[start Provided records]
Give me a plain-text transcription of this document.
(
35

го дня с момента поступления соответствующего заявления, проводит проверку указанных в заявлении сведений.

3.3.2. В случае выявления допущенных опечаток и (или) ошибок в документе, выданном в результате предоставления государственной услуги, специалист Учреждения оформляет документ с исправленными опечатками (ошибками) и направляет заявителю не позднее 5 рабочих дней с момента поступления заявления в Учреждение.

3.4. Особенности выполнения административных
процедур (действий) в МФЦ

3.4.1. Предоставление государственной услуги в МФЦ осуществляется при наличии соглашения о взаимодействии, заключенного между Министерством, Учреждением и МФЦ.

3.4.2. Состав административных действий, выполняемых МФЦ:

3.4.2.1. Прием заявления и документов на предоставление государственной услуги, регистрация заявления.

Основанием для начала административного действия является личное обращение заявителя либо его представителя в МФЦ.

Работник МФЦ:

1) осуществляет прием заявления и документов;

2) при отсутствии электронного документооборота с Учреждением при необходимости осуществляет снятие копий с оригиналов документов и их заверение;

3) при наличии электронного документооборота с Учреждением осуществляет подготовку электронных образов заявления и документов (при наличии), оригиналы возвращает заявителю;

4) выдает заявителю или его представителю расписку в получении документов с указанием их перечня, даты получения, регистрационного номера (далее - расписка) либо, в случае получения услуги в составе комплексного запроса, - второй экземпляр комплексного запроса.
[end Provided records]
[start Provided records]
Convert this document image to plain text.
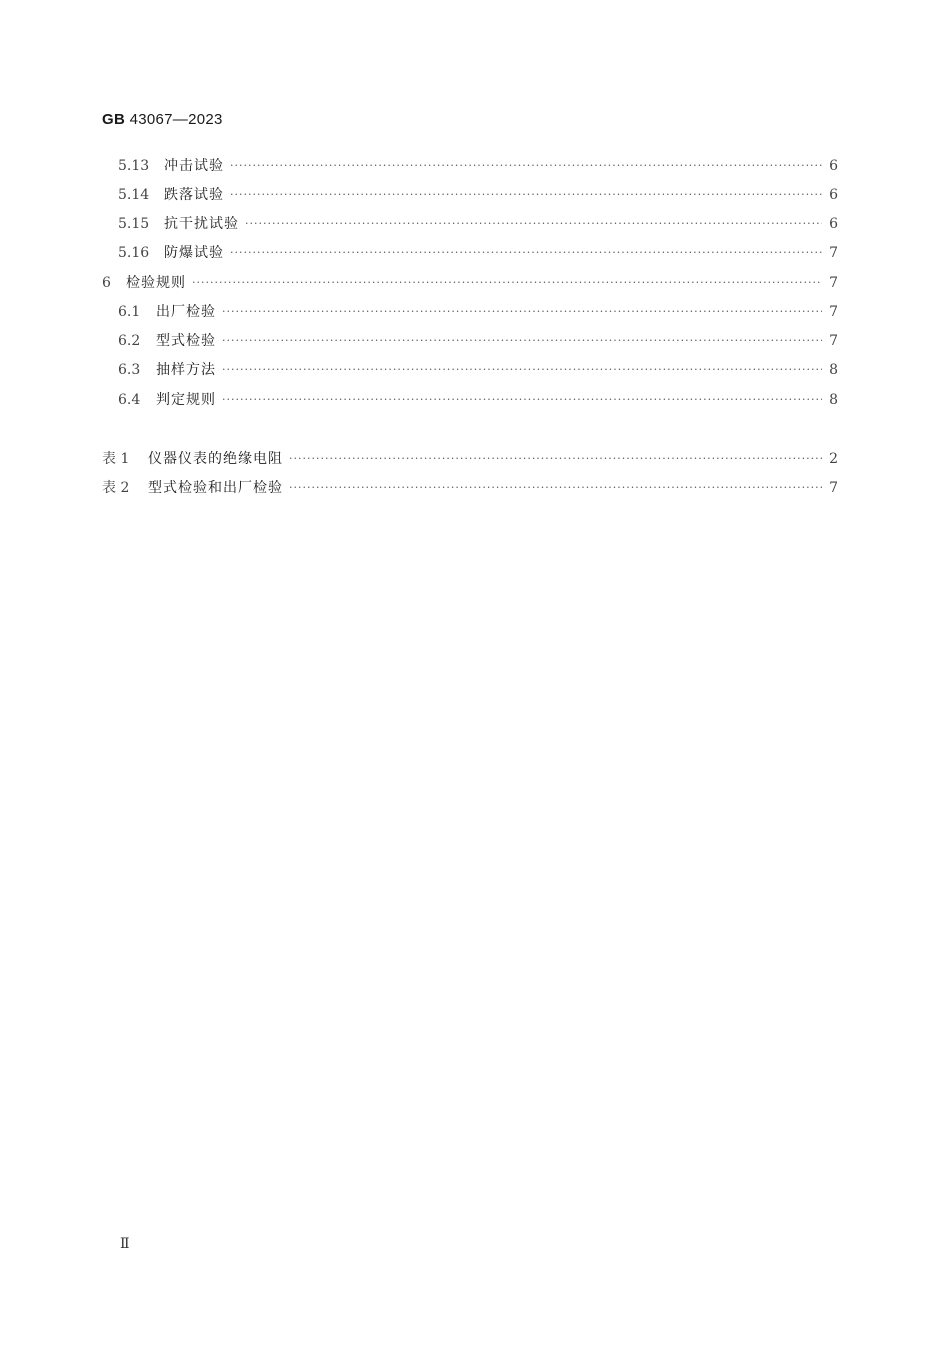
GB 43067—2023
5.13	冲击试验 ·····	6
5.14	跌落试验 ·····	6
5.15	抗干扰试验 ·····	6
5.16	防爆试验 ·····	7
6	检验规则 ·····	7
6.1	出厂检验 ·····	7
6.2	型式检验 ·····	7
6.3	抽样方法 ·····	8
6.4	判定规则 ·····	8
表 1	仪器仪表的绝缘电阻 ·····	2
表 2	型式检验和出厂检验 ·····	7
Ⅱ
[end Provided records]
**What you are asked to do**
Return a copy of every line that includes the word "заявления".

**Output for this exercise**
го дня с момента поступления соответствующего заявления, проводит проверку указанных в заявлении сведений.
3.3.2. В случае выявления допущенных опечаток и (или) ошибок в документе, выданном в результате предоставления государственной услуги, специалист Учреждения оформляет документ с исправленными опечатками (ошибками) и направляет заявителю не позднее 5 рабочих дней с момента поступления заявления в Учреждение.
3.4.2.1. Прием заявления и документов на предоставление государственной услуги, регистрация заявления.
1) осуществляет прием заявления и документов;
3) при наличии электронного документооборота с Учреждением осуществляет подготовку электронных образов заявления и документов (при наличии), оригиналы возвращает заявителю;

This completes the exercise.